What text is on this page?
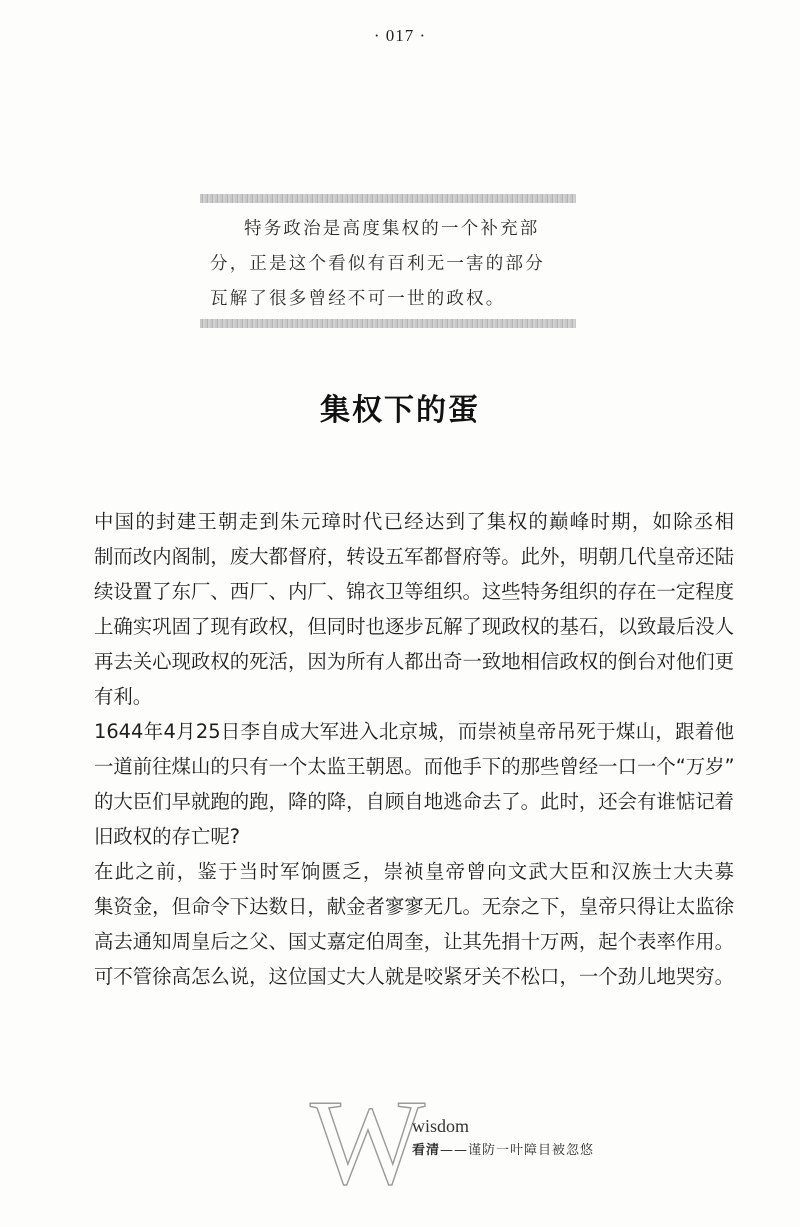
· 017 ·
特务政治是高度集权的一个补充部
分，正是这个看似有百利无一害的部分
瓦解了很多曾经不可一世的政权。
集权下的蛋
中国的封建王朝走到朱元璋时代已经达到了集权的巅峰时期，如除丞相
制而改内阁制，废大都督府，转设五军都督府等。此外，明朝几代皇帝还陆
续设置了东厂、西厂、内厂、锦衣卫等组织。这些特务组织的存在一定程度
上确实巩固了现有政权，但同时也逐步瓦解了现政权的基石，以致最后没人
再去关心现政权的死活，因为所有人都出奇一致地相信政权的倒台对他们更
有利。
1644年4月25日李自成大军进入北京城，而崇祯皇帝吊死于煤山，跟着他
一道前往煤山的只有一个太监王朝恩。而他手下的那些曾经一口一个“万岁”
的大臣们早就跑的跑，降的降，自顾自地逃命去了。此时，还会有谁惦记着
旧政权的存亡呢?
在此之前，鉴于当时军饷匮乏，崇祯皇帝曾向文武大臣和汉族士大夫募
集资金，但命令下达数日，献金者寥寥无几。无奈之下，皇帝只得让太监徐
高去通知周皇后之父、国丈嘉定伯周奎，让其先捐十万两，起个表率作用。
可不管徐高怎么说，这位国丈大人就是咬紧牙关不松口，一个劲儿地哭穷。
W
wisdom
看清——谨防一叶障目被忽悠
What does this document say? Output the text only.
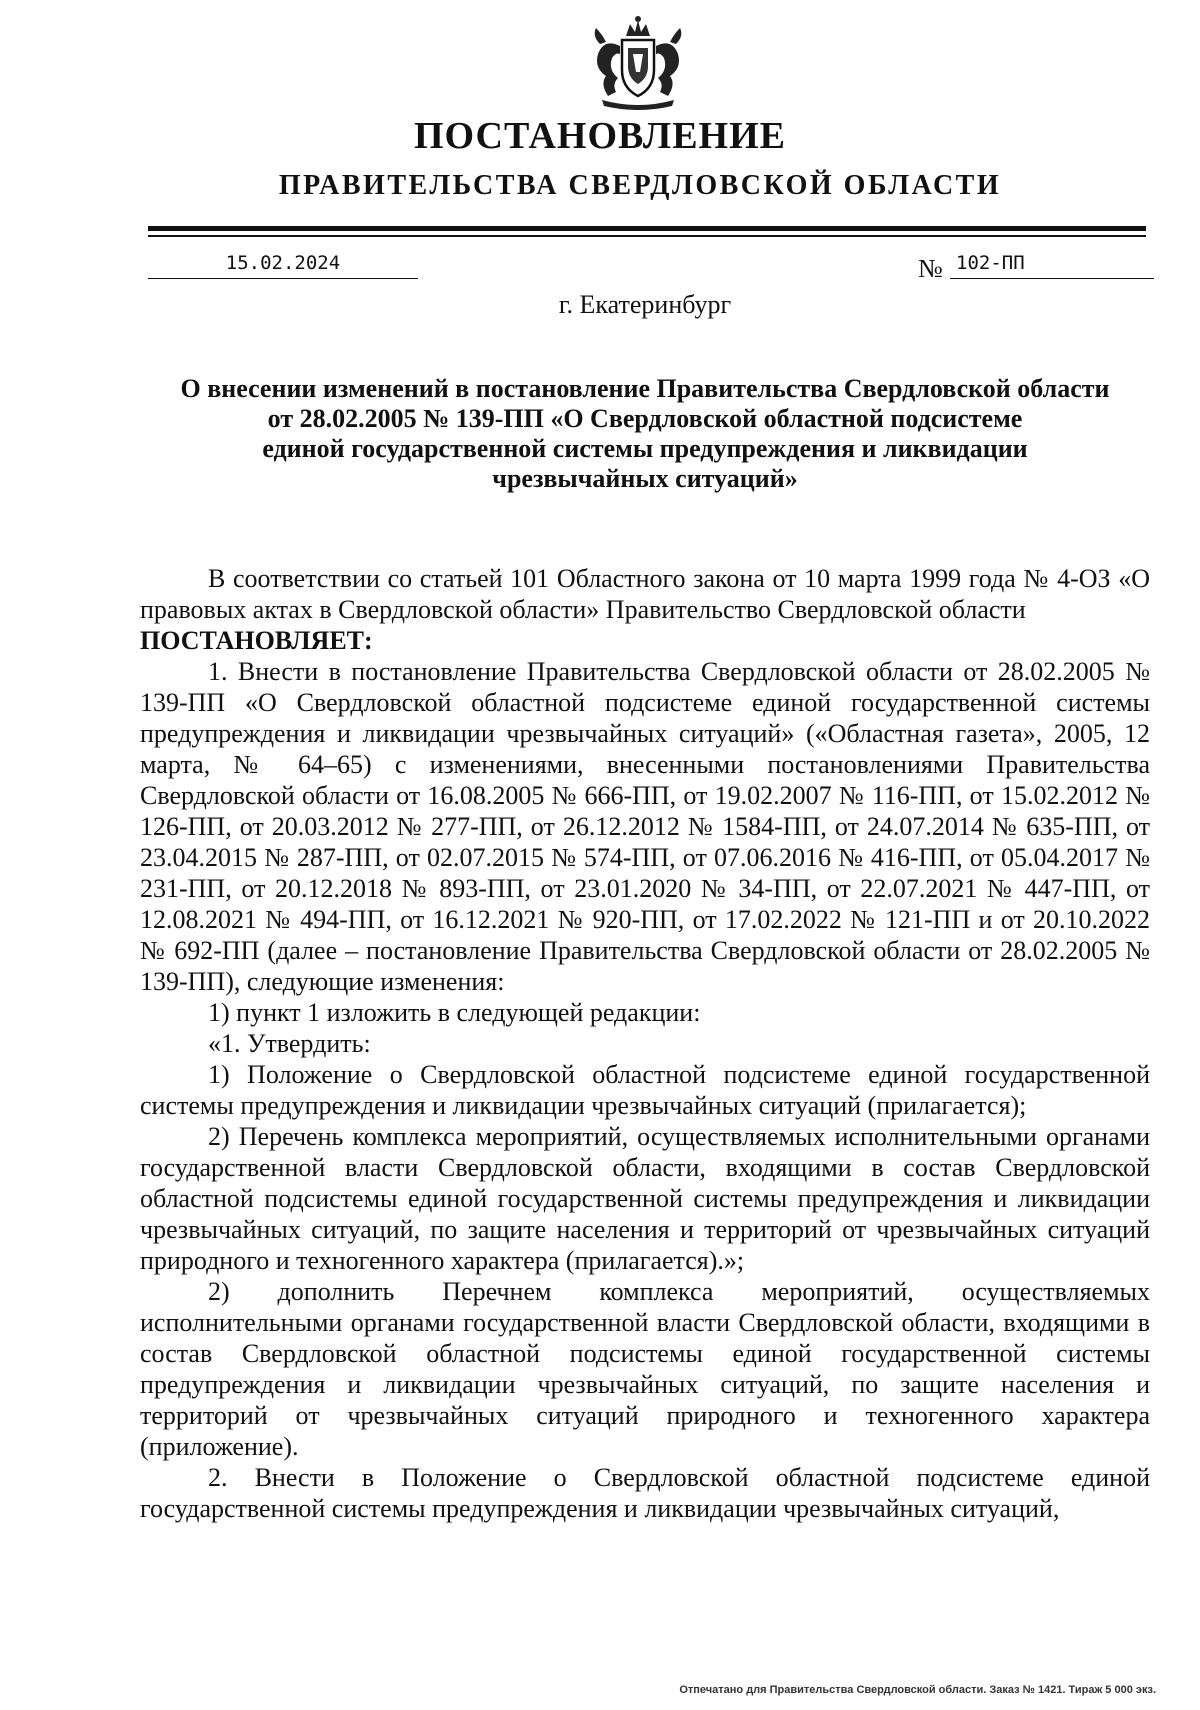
ПОСТАНОВЛЕНИЕ
ПРАВИТЕЛЬСТВА СВЕРДЛОВСКОЙ ОБЛАСТИ
15.02.2024	№ 102-ПП
г. Екатеринбург
О внесении изменений в постановление Правительства Свердловской области
от 28.02.2005 № 139-ПП «О Свердловской областной подсистеме
единой государственной системы предупреждения и ликвидации
чрезвычайных ситуаций»

В соответствии со статьей 101 Областного закона от 10 марта 1999 года № 4-ОЗ «О правовых актах в Свердловской области» Правительство Свердловской области

ПОСТАНОВЛЯЕТ:

1. Внести в постановление Правительства Свердловской области от 28.02.2005 № 139-ПП «О Свердловской областной подсистеме единой государственной системы предупреждения и ликвидации чрезвычайных ситуаций» («Областная газета», 2005, 12 марта, № 64–65) с изменениями, внесенными постановлениями Правительства Свердловской области от 16.08.2005 № 666-ПП, от 19.02.2007 № 116-ПП, от 15.02.2012 № 126-ПП, от 20.03.2012 № 277-ПП, от 26.12.2012 № 1584-ПП, от 24.07.2014 № 635-ПП, от 23.04.2015 № 287-ПП, от 02.07.2015 № 574-ПП, от 07.06.2016 № 416-ПП, от 05.04.2017 № 231-ПП, от 20.12.2018 № 893-ПП, от 23.01.2020 № 34-ПП, от 22.07.2021 № 447-ПП, от 12.08.2021 № 494-ПП, от 16.12.2021 № 920-ПП, от 17.02.2022 № 121-ПП и от 20.10.2022 № 692-ПП (далее – постановление Правительства Свердловской области от 28.02.2005 № 139-ПП), следующие изменения:

1) пункт 1 изложить в следующей редакции:

«1. Утвердить:

1) Положение о Свердловской областной подсистеме единой государственной системы предупреждения и ликвидации чрезвычайных ситуаций (прилагается);

2) Перечень комплекса мероприятий, осуществляемых исполнительными органами государственной власти Свердловской области, входящими в состав Свердловской областной подсистемы единой государственной системы предупреждения и ликвидации чрезвычайных ситуаций, по защите населения и территорий от чрезвычайных ситуаций природного и техногенного характера (прилагается).»;

2) дополнить Перечнем комплекса мероприятий, осуществляемых исполнительными органами государственной власти Свердловской области, входящими в состав Свердловской областной подсистемы единой государственной системы предупреждения и ликвидации чрезвычайных ситуаций, по защите населения и территорий от чрезвычайных ситуаций природного и техногенного характера (приложение).

2. Внести в Положение о Свердловской областной подсистеме единой государственной системы предупреждения и ликвидации чрезвычайных ситуаций,

Отпечатано для Правительства Свердловской области. Заказ № 1421. Тираж 5 000 экз.
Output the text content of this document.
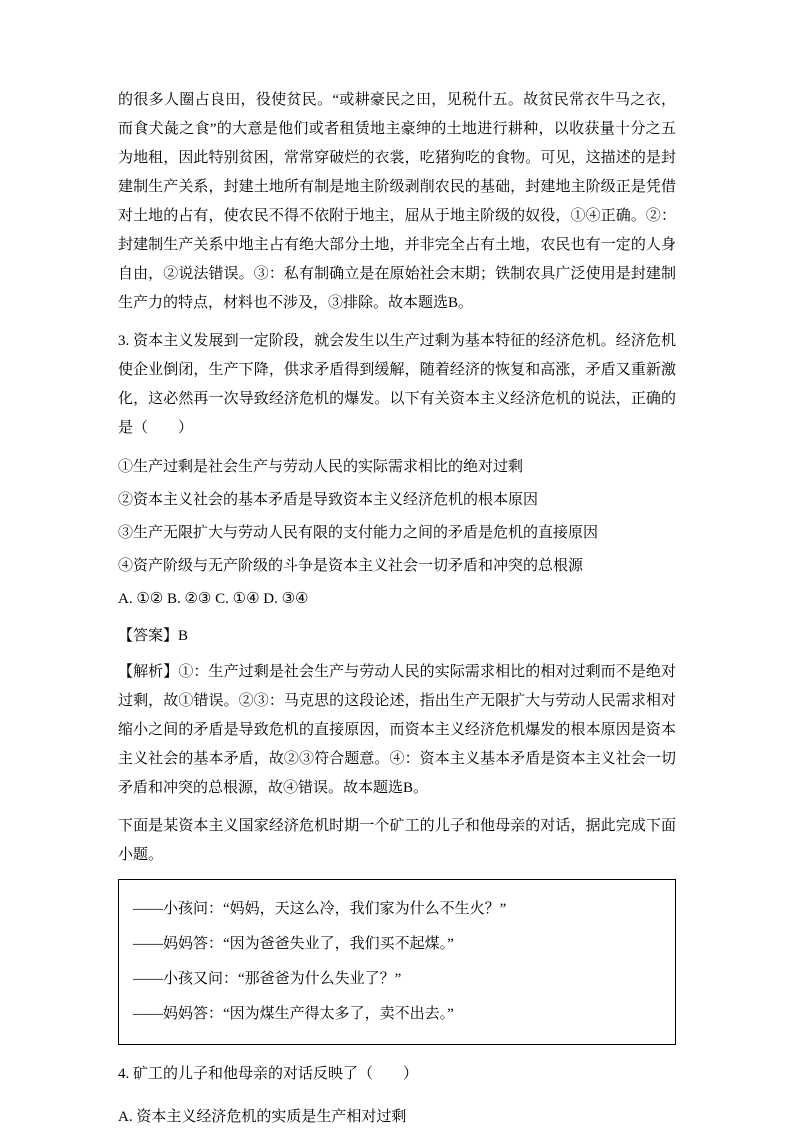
的很多人圈占良田，役使贫民。“或耕豪民之田，见税什五。故贫民常衣牛马之衣，而食犬彘之食”的大意是他们或者租赁地主豪绅的土地进行耕种，以收获量十分之五为地租，因此特别贫困，常常穿破烂的衣裳，吃猪狗吃的食物。可见，这描述的是封建制生产关系，封建土地所有制是地主阶级剥削农民的基础，封建地主阶级正是凭借对土地的占有，使农民不得不依附于地主，屈从于地主阶级的奴役，①④正确。②：封建制生产关系中地主占有绝大部分土地，并非完全占有土地，农民也有一定的人身自由，②说法错误。③：私有制确立是在原始社会末期；铁制农具广泛使用是封建制生产力的特点，材料也不涉及，③排除。故本题选B。

3. 资本主义发展到一定阶段，就会发生以生产过剩为基本特征的经济危机。经济危机使企业倒闭，生产下降，供求矛盾得到缓解，随着经济的恢复和高涨，矛盾又重新激化，这必然再一次导致经济危机的爆发。以下有关资本主义经济危机的说法，正确的是（　　）

①生产过剩是社会生产与劳动人民的实际需求相比的绝对过剩

②资本主义社会的基本矛盾是导致资本主义经济危机的根本原因

③生产无限扩大与劳动人民有限的支付能力之间的矛盾是危机的直接原因

④资产阶级与无产阶级的斗争是资本主义社会一切矛盾和冲突的总根源

A. ①② B. ②③ C. ①④ D. ③④

【答案】B

【解析】①：生产过剩是社会生产与劳动人民的实际需求相比的相对过剩而不是绝对过剩，故①错误。②③：马克思的这段论述，指出生产无限扩大与劳动人民需求相对缩小之间的矛盾是导致危机的直接原因，而资本主义经济危机爆发的根本原因是资本主义社会的基本矛盾，故②③符合题意。④：资本主义基本矛盾是资本主义社会一切矛盾和冲突的总根源，故④错误。故本题选B。

下面是某资本主义国家经济危机时期一个矿工的儿子和他母亲的对话，据此完成下面小题。

——小孩问：“妈妈，天这么冷，我们家为什么不生火？”

——妈妈答：“因为爸爸失业了，我们买不起煤。”

——小孩又问：“那爸爸为什么失业了？”

——妈妈答：“因为煤生产得太多了，卖不出去。”

4. 矿工的儿子和他母亲的对话反映了（　　）

A. 资本主义经济危机的实质是生产相对过剩
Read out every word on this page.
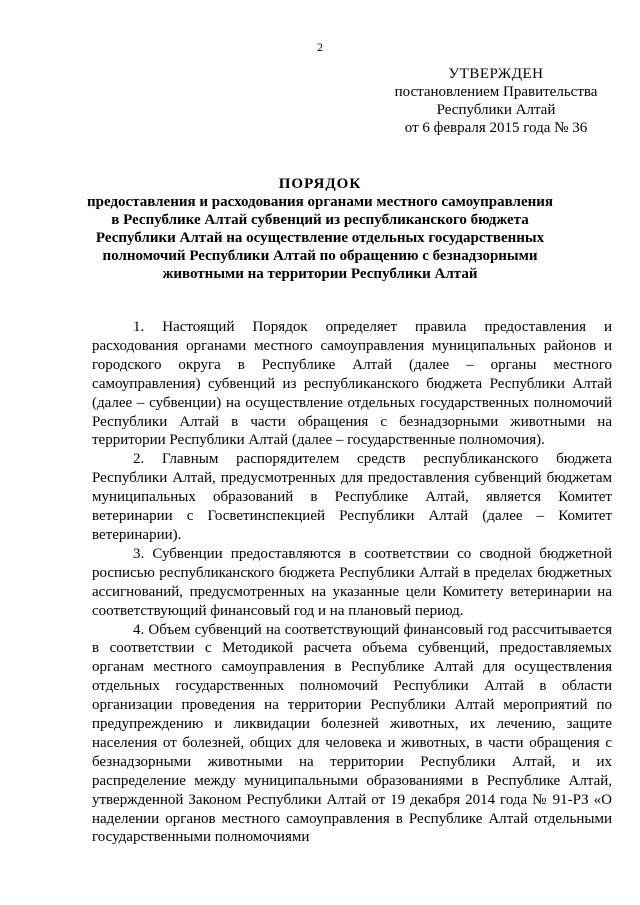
2
УТВЕРЖДЕН
постановлением Правительства
Республики Алтай
от 6 февраля 2015 года № 36
ПОРЯДОК
предоставления и расходования органами местного самоуправления в Республике Алтай субвенций из республиканского бюджета Республики Алтай на осуществление отдельных государственных полномочий Республики Алтай по обращению с безнадзорными животными на территории Республики Алтай

1. Настоящий Порядок определяет правила предоставления и расходования органами местного самоуправления муниципальных районов и городского округа в Республике Алтай (далее – органы местного самоуправления) субвенций из республиканского бюджета Республики Алтай (далее – субвенции) на осуществление отдельных государственных полномочий Республики Алтай в части обращения с безнадзорными животными на территории Республики Алтай (далее – государственные полномочия).

2. Главным распорядителем средств республиканского бюджета Республики Алтай, предусмотренных для предоставления субвенций бюджетам муниципальных образований в Республике Алтай, является Комитет ветеринарии с Госветинспекцией Республики Алтай (далее – Комитет ветеринарии).

3. Субвенции предоставляются в соответствии со сводной бюджетной росписью республиканского бюджета Республики Алтай в пределах бюджетных ассигнований, предусмотренных на указанные цели Комитету ветеринарии на соответствующий финансовый год и на плановый период.

4. Объем субвенций на соответствующий финансовый год рассчитывается в соответствии с Методикой расчета объема субвенций, предоставляемых органам местного самоуправления в Республике Алтай для осуществления отдельных государственных полномочий Республики Алтай в области организации проведения на территории Республики Алтай мероприятий по предупреждению и ликвидации болезней животных, их лечению, защите населения от болезней, общих для человека и животных, в части обращения с безнадзорными животными на территории Республики Алтай, и их распределение между муниципальными образованиями в Республике Алтай, утвержденной Законом Республики Алтай от 19 декабря 2014 года № 91-РЗ «О наделении органов местного самоуправления в Республике Алтай отдельными государственными полномочиями
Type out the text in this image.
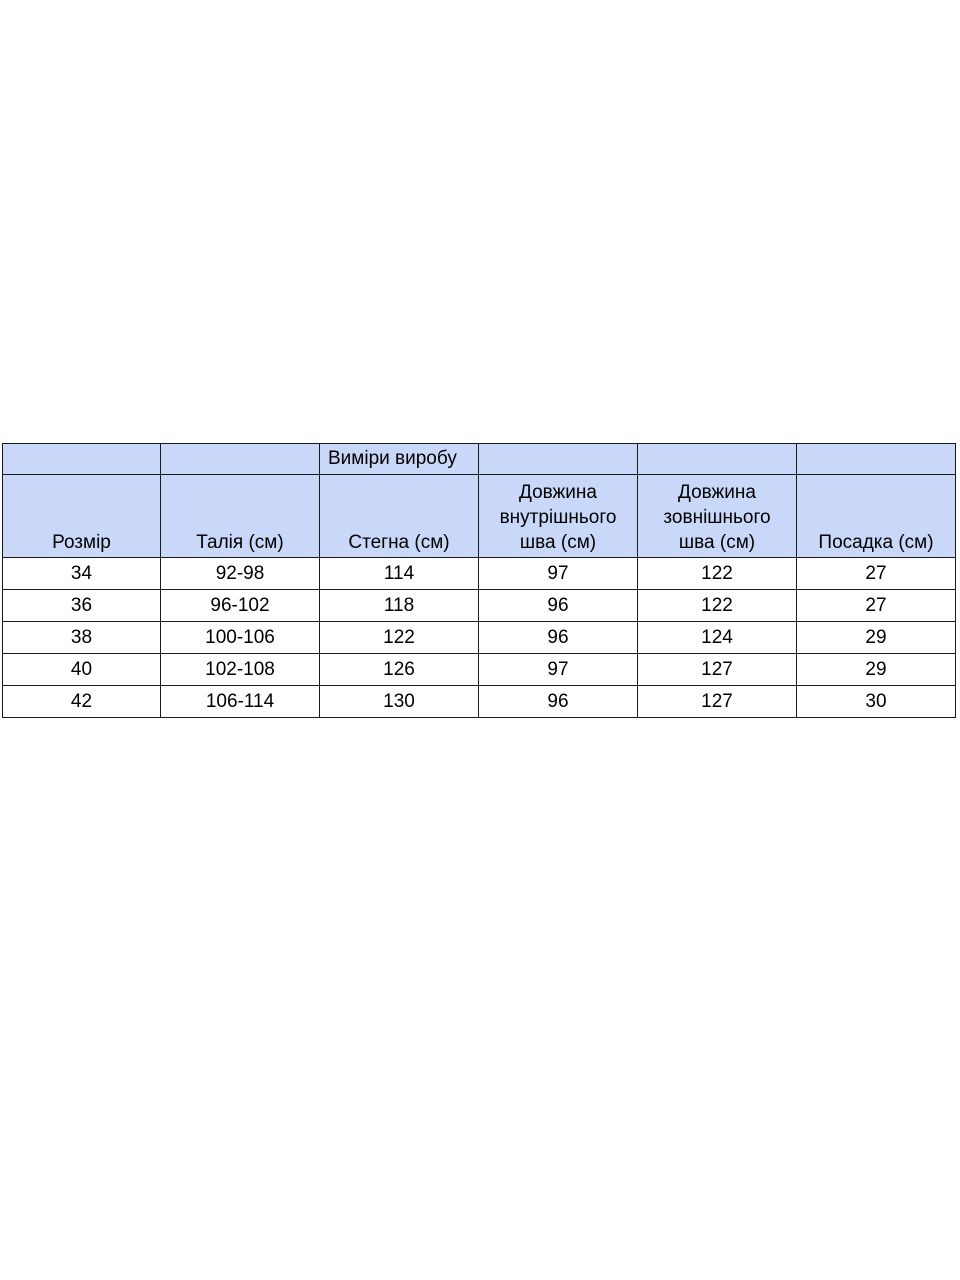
		Виміри виробу			
Розмір	Талія (см)	Стегна (см)	Довжина внутрішнього шва (см)	Довжина зовнішнього шва (см)	Посадка (см)
34	92-98	114	97	122	27
36	96-102	118	96	122	27
38	100-106	122	96	124	29
40	102-108	126	97	127	29
42	106-114	130	96	127	30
________________________________________
What the exercise asks
Quote, please, only the lines running from the one with "Type out the text in this image." down to the final line of the data above, keeping both ends and skipping the pictures.

Result
Type out the text in this image.
		Виміри виробу			
Розмір	Талія (см)	Стегна (см)	Довжина внутрішнього шва (см)	Довжина зовнішнього шва (см)	Посадка (см)
34	92-98	114	97	122	27
36	96-102	118	96	122	27
38	100-106	122	96	124	29
40	102-108	126	97	127	29
42	106-114	130	96	127	30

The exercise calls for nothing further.